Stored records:

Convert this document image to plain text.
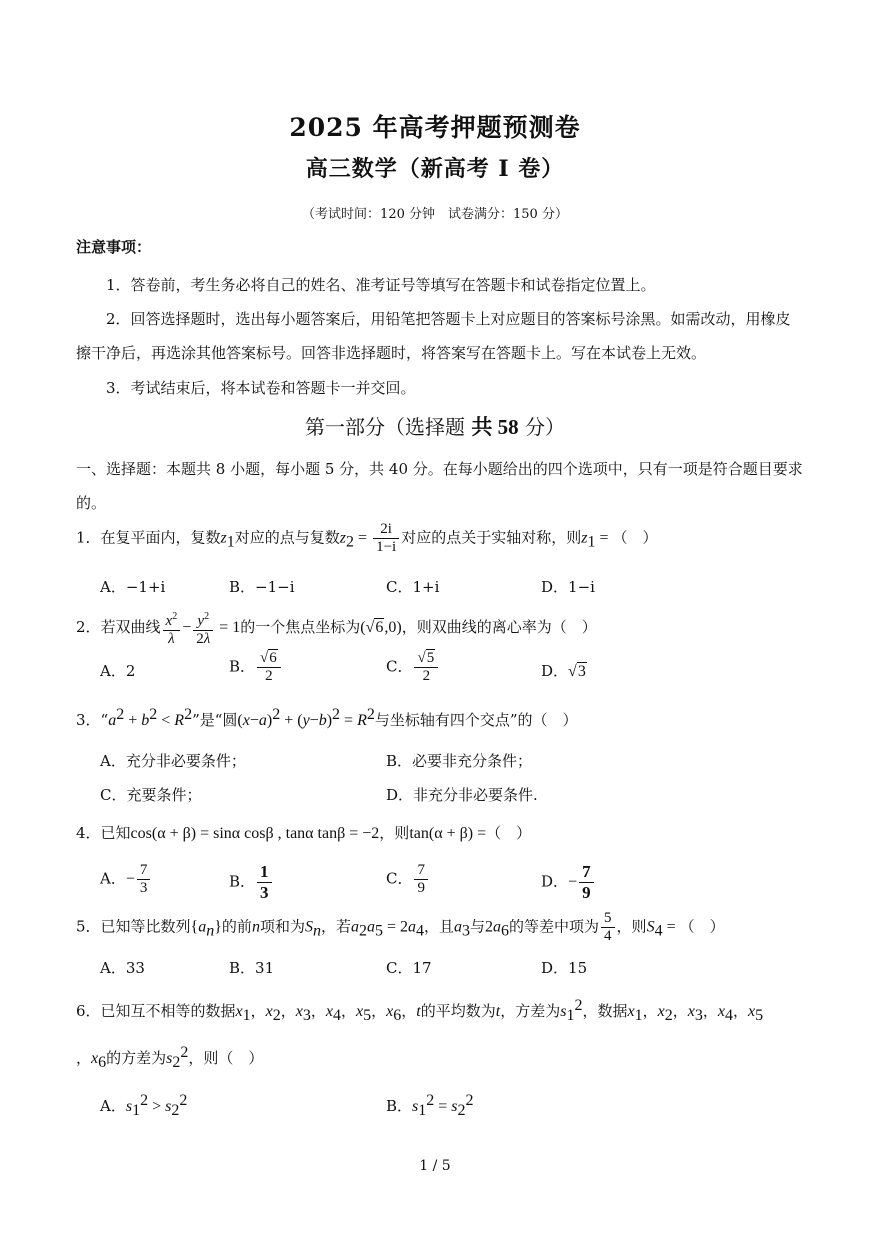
2025 年高考押题预测卷
高三数学（新高考 I 卷）
（考试时间：120 分钟　试卷满分：150 分）
注意事项：
1．答卷前，考生务必将自己的姓名、准考证号等填写在答题卡和试卷指定位置上。
2．回答选择题时，选出每小题答案后，用铅笔把答题卡上对应题目的答案标号涂黑。如需改动，用橡皮擦干净后，再选涂其他答案标号。回答非选择题时，将答案写在答题卡上。写在本试卷上无效。
3．考试结束后，将本试卷和答题卡一并交回。
第一部分（选择题 共 58 分）
一、选择题：本题共 8 小题，每小题 5 分，共 40 分。在每小题给出的四个选项中，只有一项是符合题目要求的。
1．在复平面内，复数$z_1$对应的点与复数$z_2 = \frac{2i}{1-i}$ 对应的点关于实轴对称，则$z_1$ = （　）
A．−1+i	B．−1−i	C．1+i	D．1−i
2．若双曲线 $\frac{x^2}{\lambda} - \frac{y^2}{2\lambda} = 1$的一个焦点坐标为(√6,0)，则双曲线的离心率为（　）
A．2	B． $\frac{√6}{2}$	C． $\frac{√5}{2}$	D．√3
3．“$a^2 + b^2 < R^2$”是“圆$(x-a)^2 + (y-b)^2 = R^2$与坐标轴有四个交点”的（　）
A．充分非必要条件；	B．必要非充分条件；
C．充要条件；	D．非充分非必要条件.
4．已知cos(α + β) = sinα cosβ , tanα tanβ = −2，则tan(α + β) =（　）
A．− $\frac{7}{3}$	B． $\frac{1}{3}$	C． $\frac{7}{9}$	D．− $\frac{7}{9}$
5．已知等比数列$\{a_n\}$的前n项和为$S_n$，若$a_2a_5 = 2a_4$，且$a_3$与$2a_6$的等差中项为 $\frac{5}{4}$ ，则$S_4$ = （　）
A．33	B．31	C．17	D．15
6．已知互不相等的数据$x_1$，$x_2$，$x_3$，$x_4$，$x_5$，$x_6$，t的平均数为t，方差为$s_1^2$，数据$x_1$，$x_2$，$x_3$，$x_4$，$x_5$
，$x_6$的方差为$s_2^2$，则（　）
A．$s_1^2 > s_2^2$	B．$s_1^2 = s_2^2$
1 / 5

» CHALLENGE: How many lines in these entries contain the string "frac"? State the number and nothing more.

» ANSWER TO THE EXERCISE: 5